The request> Identify each line below containing the string "káros" and copy it.
— start Task material —
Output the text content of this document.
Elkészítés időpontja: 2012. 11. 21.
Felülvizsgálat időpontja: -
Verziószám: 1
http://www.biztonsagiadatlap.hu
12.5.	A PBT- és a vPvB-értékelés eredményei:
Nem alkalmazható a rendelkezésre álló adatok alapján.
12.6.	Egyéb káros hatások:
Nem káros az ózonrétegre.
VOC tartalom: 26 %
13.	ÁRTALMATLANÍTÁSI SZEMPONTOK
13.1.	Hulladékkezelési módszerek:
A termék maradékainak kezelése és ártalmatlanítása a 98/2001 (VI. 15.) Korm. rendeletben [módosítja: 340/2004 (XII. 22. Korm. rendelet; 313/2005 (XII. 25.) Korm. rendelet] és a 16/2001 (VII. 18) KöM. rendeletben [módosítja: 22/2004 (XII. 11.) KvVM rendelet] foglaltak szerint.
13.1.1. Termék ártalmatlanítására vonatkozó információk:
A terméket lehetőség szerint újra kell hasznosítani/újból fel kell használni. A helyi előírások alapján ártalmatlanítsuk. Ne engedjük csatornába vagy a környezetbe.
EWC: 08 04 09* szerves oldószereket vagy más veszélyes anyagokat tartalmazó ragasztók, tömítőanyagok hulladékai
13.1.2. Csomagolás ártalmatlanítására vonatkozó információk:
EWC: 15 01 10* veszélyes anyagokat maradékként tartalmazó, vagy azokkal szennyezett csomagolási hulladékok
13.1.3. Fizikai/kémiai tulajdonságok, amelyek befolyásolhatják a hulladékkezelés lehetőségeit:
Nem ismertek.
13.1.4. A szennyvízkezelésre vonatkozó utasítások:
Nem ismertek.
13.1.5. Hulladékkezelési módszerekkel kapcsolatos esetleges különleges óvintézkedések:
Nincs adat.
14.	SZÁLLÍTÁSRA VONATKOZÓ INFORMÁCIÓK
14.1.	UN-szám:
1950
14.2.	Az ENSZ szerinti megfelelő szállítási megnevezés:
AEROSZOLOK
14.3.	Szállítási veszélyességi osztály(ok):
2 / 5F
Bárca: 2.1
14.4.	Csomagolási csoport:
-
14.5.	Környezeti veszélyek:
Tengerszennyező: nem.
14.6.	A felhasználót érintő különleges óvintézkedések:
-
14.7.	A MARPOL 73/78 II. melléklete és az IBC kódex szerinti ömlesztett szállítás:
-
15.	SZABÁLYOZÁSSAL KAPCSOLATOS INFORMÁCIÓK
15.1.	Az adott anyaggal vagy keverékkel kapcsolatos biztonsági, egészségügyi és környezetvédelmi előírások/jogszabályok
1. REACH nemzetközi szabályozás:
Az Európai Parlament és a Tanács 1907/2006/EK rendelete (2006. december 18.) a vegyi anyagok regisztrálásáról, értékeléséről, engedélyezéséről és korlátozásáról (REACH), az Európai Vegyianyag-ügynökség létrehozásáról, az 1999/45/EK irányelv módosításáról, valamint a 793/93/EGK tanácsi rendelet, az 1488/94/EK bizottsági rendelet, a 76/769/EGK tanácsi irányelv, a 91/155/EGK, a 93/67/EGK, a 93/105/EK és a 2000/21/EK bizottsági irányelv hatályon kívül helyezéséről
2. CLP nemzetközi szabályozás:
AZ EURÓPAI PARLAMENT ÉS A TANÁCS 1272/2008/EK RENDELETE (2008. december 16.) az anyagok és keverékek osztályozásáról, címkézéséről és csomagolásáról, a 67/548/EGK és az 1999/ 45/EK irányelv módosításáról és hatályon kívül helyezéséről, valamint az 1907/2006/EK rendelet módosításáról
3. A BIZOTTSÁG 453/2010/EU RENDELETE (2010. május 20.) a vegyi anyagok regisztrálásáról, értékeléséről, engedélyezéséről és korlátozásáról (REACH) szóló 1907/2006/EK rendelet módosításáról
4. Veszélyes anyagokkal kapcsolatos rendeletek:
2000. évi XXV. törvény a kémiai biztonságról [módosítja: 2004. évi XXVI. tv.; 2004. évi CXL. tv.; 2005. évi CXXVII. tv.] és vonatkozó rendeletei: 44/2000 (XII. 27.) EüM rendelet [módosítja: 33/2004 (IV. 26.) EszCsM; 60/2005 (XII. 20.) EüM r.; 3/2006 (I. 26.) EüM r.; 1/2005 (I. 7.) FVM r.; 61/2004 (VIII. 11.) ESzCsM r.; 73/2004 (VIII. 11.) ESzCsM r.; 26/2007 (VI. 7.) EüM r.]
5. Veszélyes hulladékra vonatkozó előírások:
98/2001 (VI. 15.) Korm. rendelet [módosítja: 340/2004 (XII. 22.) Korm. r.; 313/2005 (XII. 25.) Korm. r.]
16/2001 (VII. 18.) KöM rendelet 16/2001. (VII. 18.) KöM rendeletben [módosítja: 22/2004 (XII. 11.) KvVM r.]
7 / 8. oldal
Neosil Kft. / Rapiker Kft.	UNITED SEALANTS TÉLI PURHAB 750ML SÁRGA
— end Task material —
Answer to this task>
12.6.	Egyéb káros hatások:
Nem káros az ózonrétegre.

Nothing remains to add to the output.